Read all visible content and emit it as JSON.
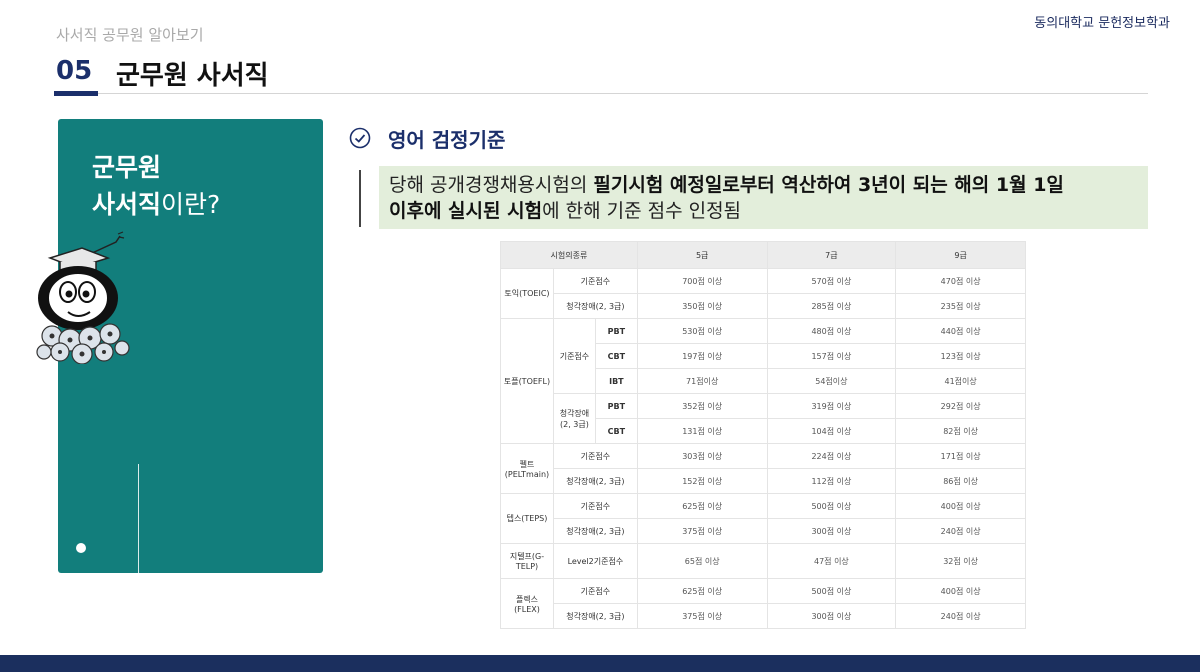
{
  "org": "동의대학교 문헌정보학과",
  "subtitle": "사서직 공무원 알아보기",
  "section": {
    "number": "05",
    "title": "군무원 사서직"
  },
  "panel": {
    "line1": "군무원",
    "line2_bold": "사서직",
    "line2_rest": "이란?"
  },
  "english": {
    "title": "영어 검정기준",
    "note_p1": "당해 공개경쟁채용시험의 ",
    "note_b1": "필기시험 예정일로부터 역산하여 3년이 되는 해의 1월 1일",
    "note_b2": "이후에 실시된 시험",
    "note_p2": "에 한해 기준 점수 인정됨"
  },
  "table": {
    "headers": [
      "시험의종류",
      "5급",
      "7급",
      "9급"
    ],
    "toeic": {
      "name": "토익(TOEIC)",
      "rows": [
        {
          "label": "기준점수",
          "v": [
            "700점 이상",
            "570점 이상",
            "470점 이상"
          ]
        },
        {
          "label": "청각장애(2, 3급)",
          "v": [
            "350점 이상",
            "285점 이상",
            "235점 이상"
          ]
        }
      ]
    },
    "toefl": {
      "name": "토플(TOEFL)",
      "base_label": "기준점수",
      "hear_label": "청각장애\n(2, 3급)",
      "base": [
        {
          "sub": "PBT",
          "v": [
            "530점 이상",
            "480점 이상",
            "440점 이상"
          ]
        },
        {
          "sub": "CBT",
          "v": [
            "197점 이상",
            "157점 이상",
            "123점 이상"
          ]
        },
        {
          "sub": "IBT",
          "v": [
            "71점이상",
            "54점이상",
            "41점이상"
          ]
        }
      ],
      "hear": [
        {
          "sub": "PBT",
          "v": [
            "352점 이상",
            "319점 이상",
            "292점 이상"
          ]
        },
        {
          "sub": "CBT",
          "v": [
            "131점 이상",
            "104점 이상",
            "82점 이상"
          ]
        }
      ]
    },
    "pelt": {
      "name": "펠트\n(PELTmain)",
      "rows": [
        {
          "label": "기준점수",
          "v": [
            "303점 이상",
            "224점 이상",
            "171점 이상"
          ]
        },
        {
          "label": "청각장애(2, 3급)",
          "v": [
            "152점 이상",
            "112점 이상",
            "86점 이상"
          ]
        }
      ]
    },
    "teps": {
      "name": "텝스(TEPS)",
      "rows": [
        {
          "label": "기준점수",
          "v": [
            "625점 이상",
            "500점 이상",
            "400점 이상"
          ]
        },
        {
          "label": "청각장애(2, 3급)",
          "v": [
            "375점 이상",
            "300점 이상",
            "240점 이상"
          ]
        }
      ]
    },
    "gtelp": {
      "name": "지텔프(G-\nTELP)",
      "label": "Level2기준점수",
      "v": [
        "65점 이상",
        "47점 이상",
        "32점 이상"
      ]
    },
    "flex": {
      "name": "플렉스\n(FLEX)",
      "rows": [
        {
          "label": "기준점수",
          "v": [
            "625점 이상",
            "500점 이상",
            "400점 이상"
          ]
        },
        {
          "label": "청각장애(2, 3급)",
          "v": [
            "375점 이상",
            "300점 이상",
            "240점 이상"
          ]
        }
      ]
    }
  },
  "colors": {
    "navy": "#1b2f6b",
    "teal": "#127e7c",
    "note_bg": "#e3eedb"
  }
}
***
▶ Task to carry out:
State how many lines above contain the string "name", with no other words.

▶ Output for this task:
6